_Written exercise_:
Identify each line holding the string "субсидий" and copy it.

(Saved data entries)
——————————
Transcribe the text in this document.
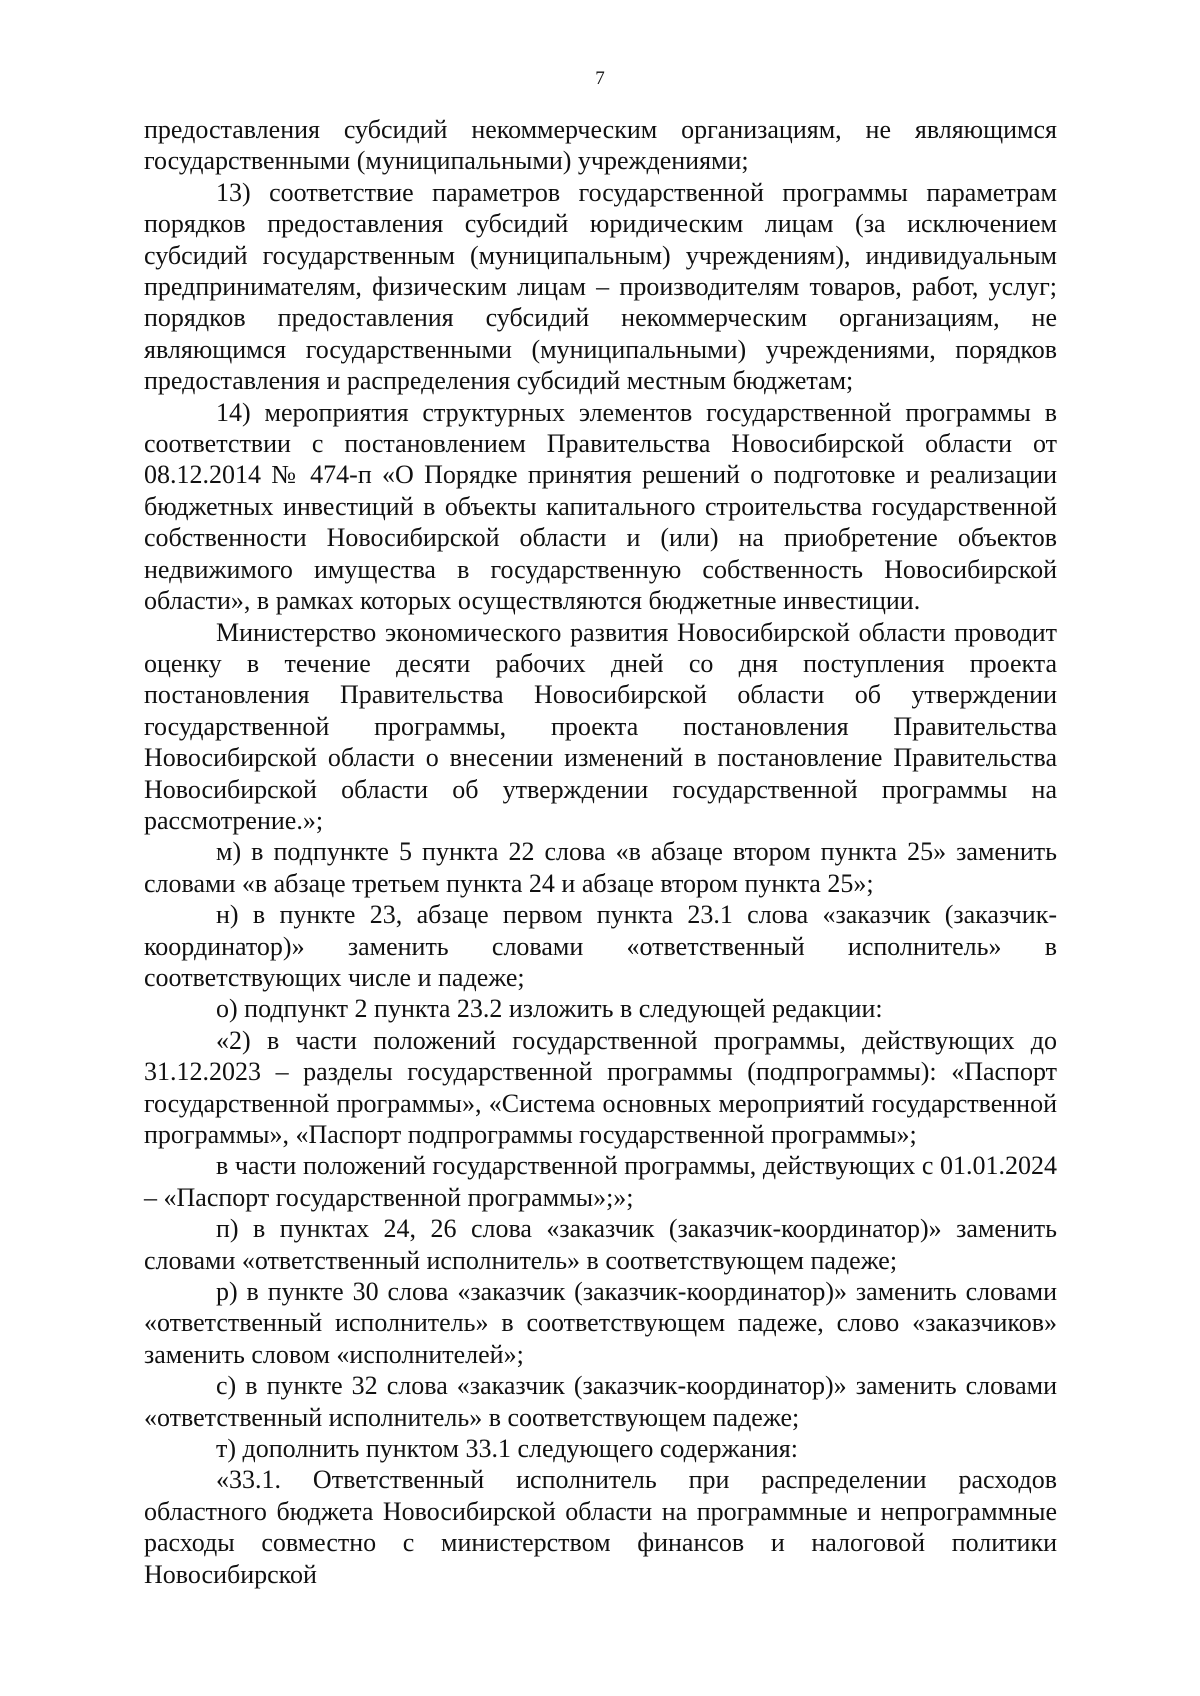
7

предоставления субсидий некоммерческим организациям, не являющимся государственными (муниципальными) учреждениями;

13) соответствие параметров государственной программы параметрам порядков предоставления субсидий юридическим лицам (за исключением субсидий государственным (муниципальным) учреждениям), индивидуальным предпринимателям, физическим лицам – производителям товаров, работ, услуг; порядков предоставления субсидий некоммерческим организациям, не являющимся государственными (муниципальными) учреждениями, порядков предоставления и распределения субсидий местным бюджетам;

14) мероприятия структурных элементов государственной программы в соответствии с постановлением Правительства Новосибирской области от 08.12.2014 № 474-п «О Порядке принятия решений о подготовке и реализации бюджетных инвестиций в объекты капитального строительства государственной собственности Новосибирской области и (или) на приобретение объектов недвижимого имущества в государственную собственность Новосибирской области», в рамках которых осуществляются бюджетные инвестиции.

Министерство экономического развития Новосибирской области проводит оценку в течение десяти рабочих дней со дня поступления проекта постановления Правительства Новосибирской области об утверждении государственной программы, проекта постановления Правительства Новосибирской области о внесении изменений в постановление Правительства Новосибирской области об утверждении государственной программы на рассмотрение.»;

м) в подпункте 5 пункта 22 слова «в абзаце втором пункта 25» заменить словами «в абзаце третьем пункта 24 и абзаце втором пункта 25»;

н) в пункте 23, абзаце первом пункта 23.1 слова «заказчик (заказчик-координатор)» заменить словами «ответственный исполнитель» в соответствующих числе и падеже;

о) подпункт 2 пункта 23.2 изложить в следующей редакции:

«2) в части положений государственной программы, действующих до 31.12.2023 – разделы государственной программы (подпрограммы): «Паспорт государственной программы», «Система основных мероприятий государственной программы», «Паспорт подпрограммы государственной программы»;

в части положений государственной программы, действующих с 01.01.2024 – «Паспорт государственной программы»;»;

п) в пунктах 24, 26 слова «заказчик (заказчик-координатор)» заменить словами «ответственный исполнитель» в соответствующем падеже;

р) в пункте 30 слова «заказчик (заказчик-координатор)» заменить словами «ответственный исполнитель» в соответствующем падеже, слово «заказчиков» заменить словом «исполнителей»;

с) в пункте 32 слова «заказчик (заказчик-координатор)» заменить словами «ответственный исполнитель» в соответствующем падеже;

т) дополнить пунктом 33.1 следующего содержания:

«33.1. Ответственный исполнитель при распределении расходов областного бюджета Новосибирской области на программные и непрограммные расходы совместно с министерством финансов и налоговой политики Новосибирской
——————————
_Final result_:
предоставления субсидий некоммерческим организациям, не являющимся государственными (муниципальными) учреждениями;
13) соответствие параметров государственной программы параметрам порядков предоставления субсидий юридическим лицам (за исключением субсидий государственным (муниципальным) учреждениям), индивидуальным предпринимателям, физическим лицам – производителям товаров, работ, услуг; порядков предоставления субсидий некоммерческим организациям, не являющимся государственными (муниципальными) учреждениями, порядков предоставления и распределения субсидий местным бюджетам;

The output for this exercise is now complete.